Exercise aim: Without the pictures, set down every line of the data exactly.

Entries supplied:
====================

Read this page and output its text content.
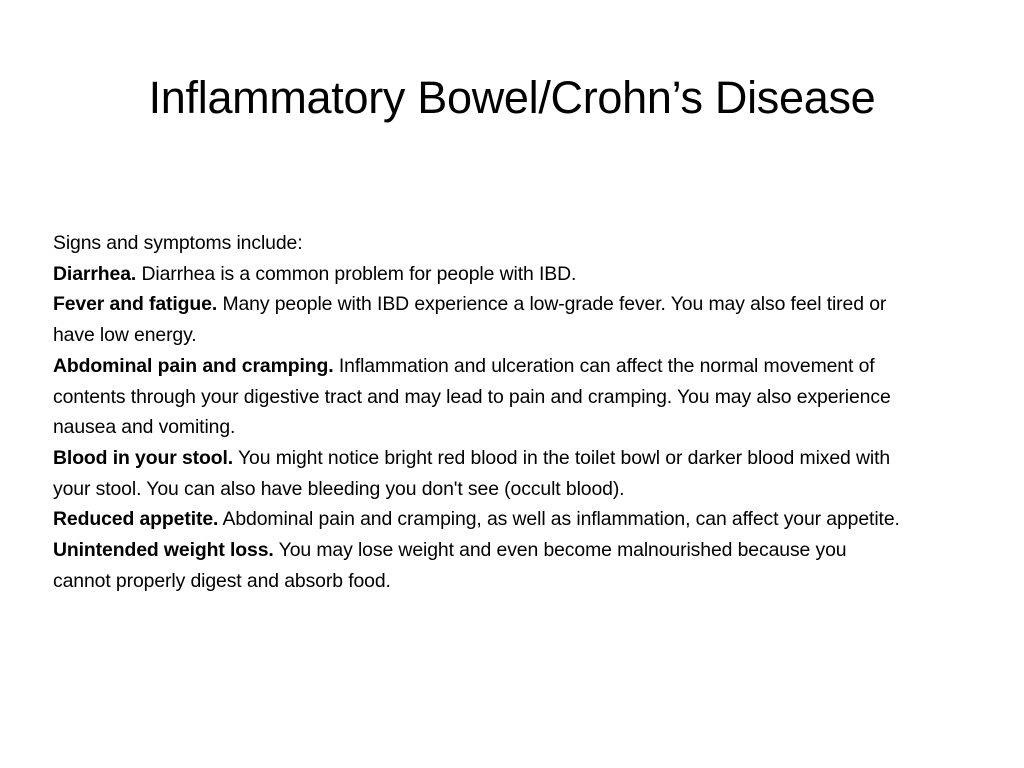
Inflammatory Bowel/Crohn’s Disease

Signs and symptoms include:

Diarrhea. Diarrhea is a common problem for people with IBD.

Fever and fatigue. Many people with IBD experience a low-grade fever. You may also feel tired or have low energy.

Abdominal pain and cramping. Inflammation and ulceration can affect the normal movement of contents through your digestive tract and may lead to pain and cramping. You may also experience nausea and vomiting.

Blood in your stool. You might notice bright red blood in the toilet bowl or darker blood mixed with your stool. You can also have bleeding you don't see (occult blood).

Reduced appetite. Abdominal pain and cramping, as well as inflammation, can affect your appetite.

Unintended weight loss. You may lose weight and even become malnourished because you cannot properly digest and absorb food.
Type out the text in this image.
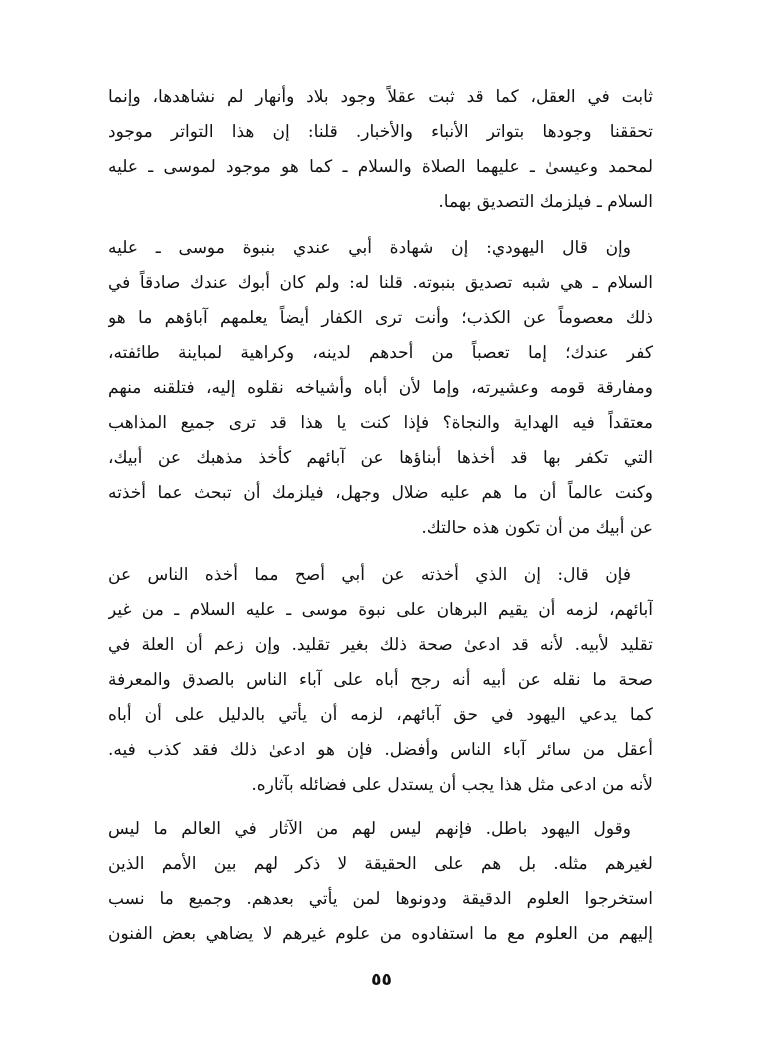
ثابت في العقل، كما قد ثبت عقلاً وجود بلاد وأنهار لم نشاهدها، وإنما
تحققنا وجودها بتواتر الأنباء والأخبار. قلنا: إن هذا التواتر موجود
لمحمد وعيسىٰ ـ عليهما الصلاة والسلام ـ كما هو موجود لموسى ـ عليه
السلام ـ فيلزمك التصديق بهما.
وإن قال اليهودي: إن شهادة أبي عندي بنبوة موسى ـ عليه
السلام ـ هي شبه تصديق بنبوته. قلنا له: ولم كان أبوك عندك صادقاً في
ذلك معصوماً عن الكذب؛ وأنت ترى الكفار أيضاً يعلمهم آباؤهم ما هو
كفر عندك؛ إما تعصباً من أحدهم لدينه، وكراهية لمباينة طائفته،
ومفارقة قومه وعشيرته، وإما لأن أباه وأشياخه نقلوه إليه، فتلقنه منهم
معتقداً فيه الهداية والنجاة؟ فإذا كنت يا هذا قد ترى جميع المذاهب
التي تكفر بها قد أخذها أبناؤها عن آبائهم كأخذ مذهبك عن أبيك،
وكنت عالماً أن ما هم عليه ضلال وجهل، فيلزمك أن تبحث عما أخذته
عن أبيك من أن تكون هذه حالتك.
فإن قال: إن الذي أخذته عن أبي أصح مما أخذه الناس عن
آبائهم، لزمه أن يقيم البرهان على نبوة موسى ـ عليه السلام ـ من غير
تقليد لأبيه. لأنه قد ادعىٰ صحة ذلك بغير تقليد. وإن زعم أن العلة في
صحة ما نقله عن أبيه أنه رجح أباه على آباء الناس بالصدق والمعرفة
كما يدعي اليهود في حق آبائهم، لزمه أن يأتي بالدليل على أن أباه
أعقل من سائر آباء الناس وأفضل. فإن هو ادعىٰ ذلك فقد كذب فيه.
لأنه من ادعى مثل هذا يجب أن يستدل على فضائله بآثاره.
وقول اليهود باطل. فإنهم ليس لهم من الآثار في العالم ما ليس
لغيرهم مثله. بل هم على الحقيقة لا ذكر لهم بين الأمم الذين
استخرجوا العلوم الدقيقة ودونوها لمن يأتي بعدهم. وجميع ما نسب
إليهم من العلوم مع ما استفادوه من علوم غيرهم لا يضاهي بعض الفنون
٥٥
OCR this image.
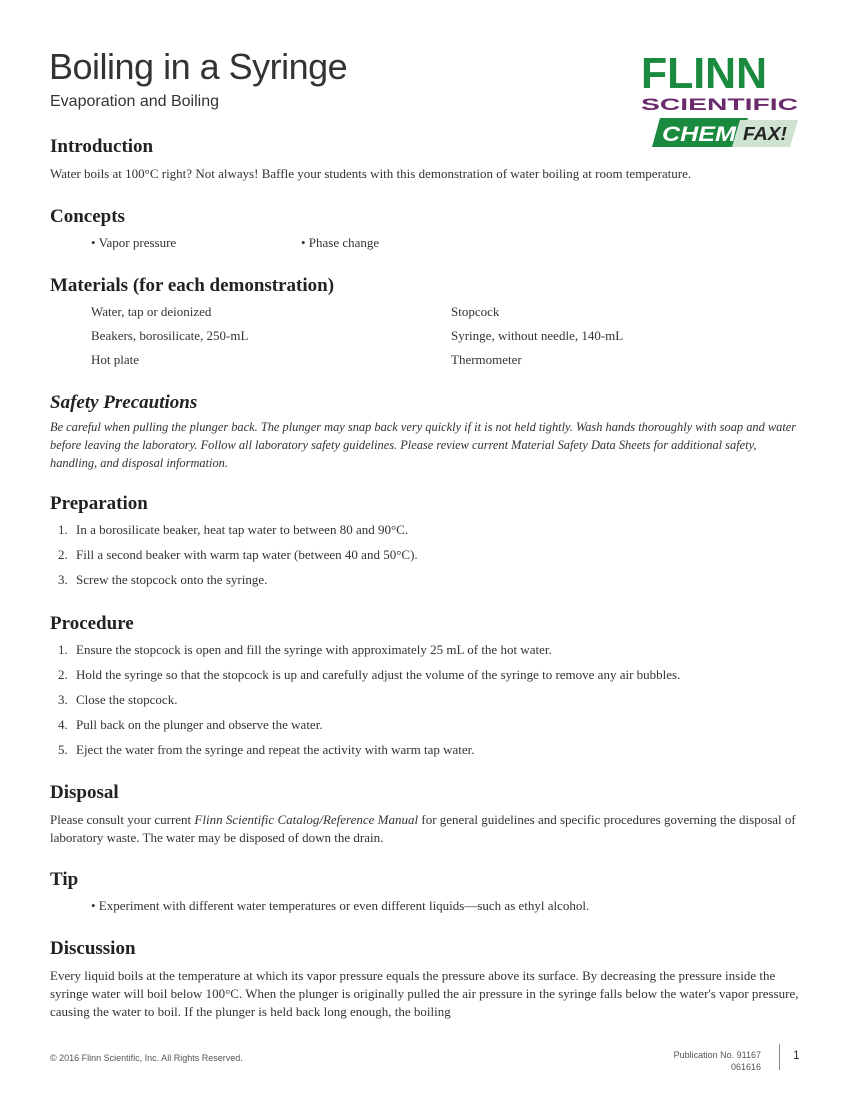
Boiling in a Syringe
Evaporation and Boiling
FLINN
SCIENTIFIC
CHEM FAX!
Introduction

Water boils at 100°C right? Not always! Baffle your students with this demonstration of water boiling at room temperature.

Concepts
• Vapor pressure	• Phase change
Materials (for each demonstration)
Water, tap or deionized
Beakers, borosilicate, 250-mL
Hot plate
Stopcock
Syringe, without needle, 140-mL
Thermometer
Safety Precautions

Be careful when pulling the plunger back. The plunger may snap back very quickly if it is not held tightly. Wash hands thoroughly with soap and water before leaving the laboratory. Follow all laboratory safety guidelines. Please review current Material Safety Data Sheets for additional safety, handling, and disposal information.

Preparation
1. In a borosilicate beaker, heat tap water to between 80 and 90°C.
2. Fill a second beaker with warm tap water (between 40 and 50°C).
3. Screw the stopcock onto the syringe.
Procedure
1. Ensure the stopcock is open and fill the syringe with approximately 25 mL of the hot water.
2. Hold the syringe so that the stopcock is up and carefully adjust the volume of the syringe to remove any air bubbles.
3. Close the stopcock.
4. Pull back on the plunger and observe the water.
5. Eject the water from the syringe and repeat the activity with warm tap water.
Disposal

Please consult your current Flinn Scientific Catalog/Reference Manual for general guidelines and specific procedures governing the disposal of laboratory waste. The water may be disposed of down the drain.

Tip
• Experiment with different water temperatures or even different liquids—such as ethyl alcohol.
Discussion

Every liquid boils at the temperature at which its vapor pressure equals the pressure above its surface. By decreasing the pressure inside the syringe water will boil below 100°C. When the plunger is originally pulled the air pressure in the syringe falls below the water's vapor pressure, causing the water to boil. If the plunger is held back long enough, the boiling

© 2016 Flinn Scientific, Inc. All Rights Reserved.	Publication No. 91167
061616
1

====================

Complete output:
Read this page and output its text content.
Inflammatory Bowel/Crohn’s Disease

Signs and symptoms include:

Diarrhea. Diarrhea is a common problem for people with IBD.

Fever and fatigue. Many people with IBD experience a low-grade fever. You may also feel tired or have low energy.

Abdominal pain and cramping. Inflammation and ulceration can affect the normal movement of contents through your digestive tract and may lead to pain and cramping. You may also experience nausea and vomiting.

Blood in your stool. You might notice bright red blood in the toilet bowl or darker blood mixed with your stool. You can also have bleeding you don't see (occult blood).

Reduced appetite. Abdominal pain and cramping, as well as inflammation, can affect your appetite.

Unintended weight loss. You may lose weight and even become malnourished because you cannot properly digest and absorb food.
Type out the text in this image.
ثابت في العقل، كما قد ثبت عقلاً وجود بلاد وأنهار لم نشاهدها، وإنما
تحققنا وجودها بتواتر الأنباء والأخبار. قلنا: إن هذا التواتر موجود
لمحمد وعيسىٰ ـ عليهما الصلاة والسلام ـ كما هو موجود لموسى ـ عليه
السلام ـ فيلزمك التصديق بهما.
وإن قال اليهودي: إن شهادة أبي عندي بنبوة موسى ـ عليه
السلام ـ هي شبه تصديق بنبوته. قلنا له: ولم كان أبوك عندك صادقاً في
ذلك معصوماً عن الكذب؛ وأنت ترى الكفار أيضاً يعلمهم آباؤهم ما هو
كفر عندك؛ إما تعصباً من أحدهم لدينه، وكراهية لمباينة طائفته،
ومفارقة قومه وعشيرته، وإما لأن أباه وأشياخه نقلوه إليه، فتلقنه منهم
معتقداً فيه الهداية والنجاة؟ فإذا كنت يا هذا قد ترى جميع المذاهب
التي تكفر بها قد أخذها أبناؤها عن آبائهم كأخذ مذهبك عن أبيك،
وكنت عالماً أن ما هم عليه ضلال وجهل، فيلزمك أن تبحث عما أخذته
عن أبيك من أن تكون هذه حالتك.
فإن قال: إن الذي أخذته عن أبي أصح مما أخذه الناس عن
آبائهم، لزمه أن يقيم البرهان على نبوة موسى ـ عليه السلام ـ من غير
تقليد لأبيه. لأنه قد ادعىٰ صحة ذلك بغير تقليد. وإن زعم أن العلة في
صحة ما نقله عن أبيه أنه رجح أباه على آباء الناس بالصدق والمعرفة
كما يدعي اليهود في حق آبائهم، لزمه أن يأتي بالدليل على أن أباه
أعقل من سائر آباء الناس وأفضل. فإن هو ادعىٰ ذلك فقد كذب فيه.
لأنه من ادعى مثل هذا يجب أن يستدل على فضائله بآثاره.
وقول اليهود باطل. فإنهم ليس لهم من الآثار في العالم ما ليس
لغيرهم مثله. بل هم على الحقيقة لا ذكر لهم بين الأمم الذين
استخرجوا العلوم الدقيقة ودونوها لمن يأتي بعدهم. وجميع ما نسب
إليهم من العلوم مع ما استفادوه من علوم غيرهم لا يضاهي بعض الفنون
٥٥
OCR this image.
Boiling in a Syringe
Evaporation and Boiling
FLINN
SCIENTIFIC
CHEM FAX!
Introduction

Water boils at 100°C right? Not always! Baffle your students with this demonstration of water boiling at room temperature.

Concepts
• Vapor pressure	• Phase change
Materials (for each demonstration)
Water, tap or deionized
Beakers, borosilicate, 250-mL
Hot plate
Stopcock
Syringe, without needle, 140-mL
Thermometer
Safety Precautions

Be careful when pulling the plunger back. The plunger may snap back very quickly if it is not held tightly. Wash hands thoroughly with soap and water before leaving the laboratory. Follow all laboratory safety guidelines. Please review current Material Safety Data Sheets for additional safety, handling, and disposal information.

Preparation
1. In a borosilicate beaker, heat tap water to between 80 and 90°C.
2. Fill a second beaker with warm tap water (between 40 and 50°C).
3. Screw the stopcock onto the syringe.
Procedure
1. Ensure the stopcock is open and fill the syringe with approximately 25 mL of the hot water.
2. Hold the syringe so that the stopcock is up and carefully adjust the volume of the syringe to remove any air bubbles.
3. Close the stopcock.
4. Pull back on the plunger and observe the water.
5. Eject the water from the syringe and repeat the activity with warm tap water.
Disposal

Please consult your current Flinn Scientific Catalog/Reference Manual for general guidelines and specific procedures governing the disposal of laboratory waste. The water may be disposed of down the drain.

Tip
• Experiment with different water temperatures or even different liquids—such as ethyl alcohol.
Discussion

Every liquid boils at the temperature at which its vapor pressure equals the pressure above its surface. By decreasing the pressure inside the syringe water will boil below 100°C. When the plunger is originally pulled the air pressure in the syringe falls below the water's vapor pressure, causing the water to boil. If the plunger is held back long enough, the boiling

© 2016 Flinn Scientific, Inc. All Rights Reserved.	Publication No. 91167
061616
1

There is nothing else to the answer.